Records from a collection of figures
· · · · · · ·
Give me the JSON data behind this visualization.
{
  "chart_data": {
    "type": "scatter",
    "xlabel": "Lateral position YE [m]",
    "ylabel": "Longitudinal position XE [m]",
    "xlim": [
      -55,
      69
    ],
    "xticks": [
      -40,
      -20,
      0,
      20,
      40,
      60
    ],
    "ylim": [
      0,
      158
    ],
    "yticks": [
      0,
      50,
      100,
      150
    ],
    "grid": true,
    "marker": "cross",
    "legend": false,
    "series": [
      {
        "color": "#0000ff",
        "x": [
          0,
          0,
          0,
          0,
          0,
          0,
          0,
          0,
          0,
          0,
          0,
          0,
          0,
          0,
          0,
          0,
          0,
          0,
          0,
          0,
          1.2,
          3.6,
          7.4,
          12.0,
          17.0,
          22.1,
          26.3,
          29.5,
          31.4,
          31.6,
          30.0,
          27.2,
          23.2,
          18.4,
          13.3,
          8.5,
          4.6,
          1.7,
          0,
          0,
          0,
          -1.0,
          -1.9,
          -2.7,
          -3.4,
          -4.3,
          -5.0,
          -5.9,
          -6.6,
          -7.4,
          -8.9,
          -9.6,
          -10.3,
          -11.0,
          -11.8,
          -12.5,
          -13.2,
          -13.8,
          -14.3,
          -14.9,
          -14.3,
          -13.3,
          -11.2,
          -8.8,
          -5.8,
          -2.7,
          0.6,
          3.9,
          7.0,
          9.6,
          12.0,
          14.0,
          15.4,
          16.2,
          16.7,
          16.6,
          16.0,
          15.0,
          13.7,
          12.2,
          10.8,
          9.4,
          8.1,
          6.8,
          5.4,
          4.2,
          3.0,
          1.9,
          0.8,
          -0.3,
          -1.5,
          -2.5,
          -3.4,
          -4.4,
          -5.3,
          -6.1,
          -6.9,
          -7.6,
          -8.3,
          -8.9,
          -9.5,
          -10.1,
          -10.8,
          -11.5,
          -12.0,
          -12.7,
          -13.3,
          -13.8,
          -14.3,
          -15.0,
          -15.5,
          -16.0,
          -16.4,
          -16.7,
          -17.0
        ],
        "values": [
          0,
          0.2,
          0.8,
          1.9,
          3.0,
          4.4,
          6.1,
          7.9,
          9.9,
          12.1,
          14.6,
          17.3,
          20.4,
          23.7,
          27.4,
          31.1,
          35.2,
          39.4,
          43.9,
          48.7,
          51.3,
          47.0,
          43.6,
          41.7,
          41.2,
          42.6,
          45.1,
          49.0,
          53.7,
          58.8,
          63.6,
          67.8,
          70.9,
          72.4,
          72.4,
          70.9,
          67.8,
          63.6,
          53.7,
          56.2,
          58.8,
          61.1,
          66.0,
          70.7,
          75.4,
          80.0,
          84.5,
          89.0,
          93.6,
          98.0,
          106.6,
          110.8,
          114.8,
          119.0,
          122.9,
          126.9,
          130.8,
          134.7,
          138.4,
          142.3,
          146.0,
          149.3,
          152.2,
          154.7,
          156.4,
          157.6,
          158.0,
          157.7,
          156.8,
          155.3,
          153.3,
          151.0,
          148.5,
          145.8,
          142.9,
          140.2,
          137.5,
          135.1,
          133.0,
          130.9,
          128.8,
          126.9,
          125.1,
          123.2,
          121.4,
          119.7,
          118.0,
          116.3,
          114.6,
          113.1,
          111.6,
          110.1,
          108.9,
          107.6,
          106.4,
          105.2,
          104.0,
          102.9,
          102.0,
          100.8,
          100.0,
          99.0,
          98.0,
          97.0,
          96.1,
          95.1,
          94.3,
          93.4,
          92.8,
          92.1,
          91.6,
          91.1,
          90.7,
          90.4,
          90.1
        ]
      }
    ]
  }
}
· · · · · · ·
## Problem:
For the entries above, count the lines that contain the string "position", and state that number without further comment.

## Solution for this problem:
2